Task details
Give an exact copy of the line that has "Give me a plain-text" and of every line below it, through the last, with nothing else.

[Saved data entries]
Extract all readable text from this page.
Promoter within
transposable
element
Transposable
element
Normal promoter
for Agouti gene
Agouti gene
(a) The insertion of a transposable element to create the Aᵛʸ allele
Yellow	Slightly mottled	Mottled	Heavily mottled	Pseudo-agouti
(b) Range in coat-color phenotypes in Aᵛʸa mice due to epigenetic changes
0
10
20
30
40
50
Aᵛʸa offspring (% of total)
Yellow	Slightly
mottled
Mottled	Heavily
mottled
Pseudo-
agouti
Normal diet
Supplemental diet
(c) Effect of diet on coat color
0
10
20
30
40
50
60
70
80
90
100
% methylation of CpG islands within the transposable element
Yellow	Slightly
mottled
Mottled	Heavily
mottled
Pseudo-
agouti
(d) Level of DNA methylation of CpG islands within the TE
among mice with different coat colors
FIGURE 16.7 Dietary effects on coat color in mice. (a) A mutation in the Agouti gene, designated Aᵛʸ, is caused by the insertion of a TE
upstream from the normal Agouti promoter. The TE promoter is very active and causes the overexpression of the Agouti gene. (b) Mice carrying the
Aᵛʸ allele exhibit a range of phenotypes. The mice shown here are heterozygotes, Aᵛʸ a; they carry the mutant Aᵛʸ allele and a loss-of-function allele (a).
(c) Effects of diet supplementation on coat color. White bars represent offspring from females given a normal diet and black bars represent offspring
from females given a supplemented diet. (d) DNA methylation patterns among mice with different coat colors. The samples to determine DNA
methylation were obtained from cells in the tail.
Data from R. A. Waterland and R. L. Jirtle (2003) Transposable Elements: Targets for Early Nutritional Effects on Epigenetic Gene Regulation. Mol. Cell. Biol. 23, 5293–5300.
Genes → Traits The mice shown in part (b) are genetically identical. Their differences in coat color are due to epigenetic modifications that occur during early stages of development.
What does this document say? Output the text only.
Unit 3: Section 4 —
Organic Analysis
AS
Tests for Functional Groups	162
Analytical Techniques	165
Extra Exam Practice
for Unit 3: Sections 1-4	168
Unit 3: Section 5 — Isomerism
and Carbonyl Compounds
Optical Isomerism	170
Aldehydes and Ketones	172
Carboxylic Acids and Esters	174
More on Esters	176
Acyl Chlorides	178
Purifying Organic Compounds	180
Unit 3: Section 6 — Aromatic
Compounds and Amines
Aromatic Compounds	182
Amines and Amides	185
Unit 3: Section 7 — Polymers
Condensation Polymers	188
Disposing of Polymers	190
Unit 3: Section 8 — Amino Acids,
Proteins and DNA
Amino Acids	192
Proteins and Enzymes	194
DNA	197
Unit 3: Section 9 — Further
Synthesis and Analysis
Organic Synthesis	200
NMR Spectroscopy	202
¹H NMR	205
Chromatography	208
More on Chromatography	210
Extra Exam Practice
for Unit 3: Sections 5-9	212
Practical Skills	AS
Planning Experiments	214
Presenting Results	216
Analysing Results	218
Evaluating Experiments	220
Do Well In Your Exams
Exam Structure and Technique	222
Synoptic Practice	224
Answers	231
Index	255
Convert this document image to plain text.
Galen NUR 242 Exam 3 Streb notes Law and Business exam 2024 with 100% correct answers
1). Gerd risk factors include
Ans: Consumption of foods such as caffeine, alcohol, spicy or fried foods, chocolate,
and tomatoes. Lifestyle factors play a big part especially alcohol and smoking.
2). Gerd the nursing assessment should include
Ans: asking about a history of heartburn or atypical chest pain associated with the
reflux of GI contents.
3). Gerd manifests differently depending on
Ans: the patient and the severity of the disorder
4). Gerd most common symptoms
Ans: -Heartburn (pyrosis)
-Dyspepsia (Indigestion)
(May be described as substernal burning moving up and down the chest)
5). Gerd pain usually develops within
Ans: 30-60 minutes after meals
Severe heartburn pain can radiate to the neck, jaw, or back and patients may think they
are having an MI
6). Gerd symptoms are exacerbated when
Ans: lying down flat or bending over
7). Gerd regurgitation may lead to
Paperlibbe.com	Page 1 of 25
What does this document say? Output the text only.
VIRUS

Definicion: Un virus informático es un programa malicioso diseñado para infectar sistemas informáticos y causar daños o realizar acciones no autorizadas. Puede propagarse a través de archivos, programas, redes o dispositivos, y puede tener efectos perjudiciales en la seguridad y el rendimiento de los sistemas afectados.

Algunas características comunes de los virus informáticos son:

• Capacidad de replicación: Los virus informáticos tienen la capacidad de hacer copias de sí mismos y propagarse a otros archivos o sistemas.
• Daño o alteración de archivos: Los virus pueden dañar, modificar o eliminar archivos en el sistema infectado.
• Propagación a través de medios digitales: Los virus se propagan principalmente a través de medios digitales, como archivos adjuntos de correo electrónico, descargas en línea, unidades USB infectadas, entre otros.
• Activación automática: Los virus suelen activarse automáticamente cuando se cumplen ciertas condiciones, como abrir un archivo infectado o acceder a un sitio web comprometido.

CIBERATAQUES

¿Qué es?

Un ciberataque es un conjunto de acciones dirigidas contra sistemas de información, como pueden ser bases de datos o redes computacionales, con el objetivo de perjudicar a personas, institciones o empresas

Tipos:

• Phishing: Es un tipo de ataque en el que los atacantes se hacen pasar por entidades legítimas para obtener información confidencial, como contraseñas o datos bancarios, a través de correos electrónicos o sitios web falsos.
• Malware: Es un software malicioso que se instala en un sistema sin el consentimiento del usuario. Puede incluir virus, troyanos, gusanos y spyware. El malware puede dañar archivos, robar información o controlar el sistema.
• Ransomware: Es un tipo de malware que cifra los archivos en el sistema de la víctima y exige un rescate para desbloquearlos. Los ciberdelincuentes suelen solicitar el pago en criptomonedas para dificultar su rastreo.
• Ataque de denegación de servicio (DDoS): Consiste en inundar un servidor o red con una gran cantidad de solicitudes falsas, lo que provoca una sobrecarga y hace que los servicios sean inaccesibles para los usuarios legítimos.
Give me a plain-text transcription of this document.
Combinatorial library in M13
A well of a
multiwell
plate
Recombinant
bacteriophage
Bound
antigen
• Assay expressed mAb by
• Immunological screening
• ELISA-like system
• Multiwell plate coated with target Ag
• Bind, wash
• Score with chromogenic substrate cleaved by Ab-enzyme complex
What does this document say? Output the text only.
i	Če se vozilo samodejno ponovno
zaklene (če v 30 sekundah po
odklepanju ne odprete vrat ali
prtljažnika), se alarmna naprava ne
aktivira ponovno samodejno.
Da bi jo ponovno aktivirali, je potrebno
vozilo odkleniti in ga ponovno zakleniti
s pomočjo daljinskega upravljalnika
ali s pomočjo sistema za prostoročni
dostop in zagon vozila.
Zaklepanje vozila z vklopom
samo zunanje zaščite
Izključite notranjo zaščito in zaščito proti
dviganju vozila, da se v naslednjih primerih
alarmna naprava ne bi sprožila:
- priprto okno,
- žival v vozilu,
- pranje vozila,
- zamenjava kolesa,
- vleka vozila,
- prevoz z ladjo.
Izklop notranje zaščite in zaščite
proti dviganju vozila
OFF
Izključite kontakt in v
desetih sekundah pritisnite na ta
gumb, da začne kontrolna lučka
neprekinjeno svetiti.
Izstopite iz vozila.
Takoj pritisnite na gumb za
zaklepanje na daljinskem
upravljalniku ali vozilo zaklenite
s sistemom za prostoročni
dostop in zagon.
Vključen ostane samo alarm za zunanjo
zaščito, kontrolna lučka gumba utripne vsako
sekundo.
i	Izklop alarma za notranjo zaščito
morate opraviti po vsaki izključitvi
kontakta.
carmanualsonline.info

Solution for this problem
Give me a plain-text transcription of this document.
Combinatorial library in M13
A well of a
multiwell
plate
Recombinant
bacteriophage
Bound
antigen
• Assay expressed mAb by
• Immunological screening
• ELISA-like system
• Multiwell plate coated with target Ag
• Bind, wash
• Score with chromogenic substrate cleaved by Ab-enzyme complex
What does this document say? Output the text only.
i	Če se vozilo samodejno ponovno
zaklene (če v 30 sekundah po
odklepanju ne odprete vrat ali
prtljažnika), se alarmna naprava ne
aktivira ponovno samodejno.
Da bi jo ponovno aktivirali, je potrebno
vozilo odkleniti in ga ponovno zakleniti
s pomočjo daljinskega upravljalnika
ali s pomočjo sistema za prostoročni
dostop in zagon vozila.
Zaklepanje vozila z vklopom
samo zunanje zaščite
Izključite notranjo zaščito in zaščito proti
dviganju vozila, da se v naslednjih primerih
alarmna naprava ne bi sprožila:
- priprto okno,
- žival v vozilu,
- pranje vozila,
- zamenjava kolesa,
- vleka vozila,
- prevoz z ladjo.
Izklop notranje zaščite in zaščite
proti dviganju vozila
OFF
Izključite kontakt in v
desetih sekundah pritisnite na ta
gumb, da začne kontrolna lučka
neprekinjeno svetiti.
Izstopite iz vozila.
Takoj pritisnite na gumb za
zaklepanje na daljinskem
upravljalniku ali vozilo zaklenite
s sistemom za prostoročni
dostop in zagon.
Vključen ostane samo alarm za zunanjo
zaščito, kontrolna lučka gumba utripne vsako
sekundo.
i	Izklop alarma za notranjo zaščito
morate opraviti po vsaki izključitvi
kontakta.
carmanualsonline.info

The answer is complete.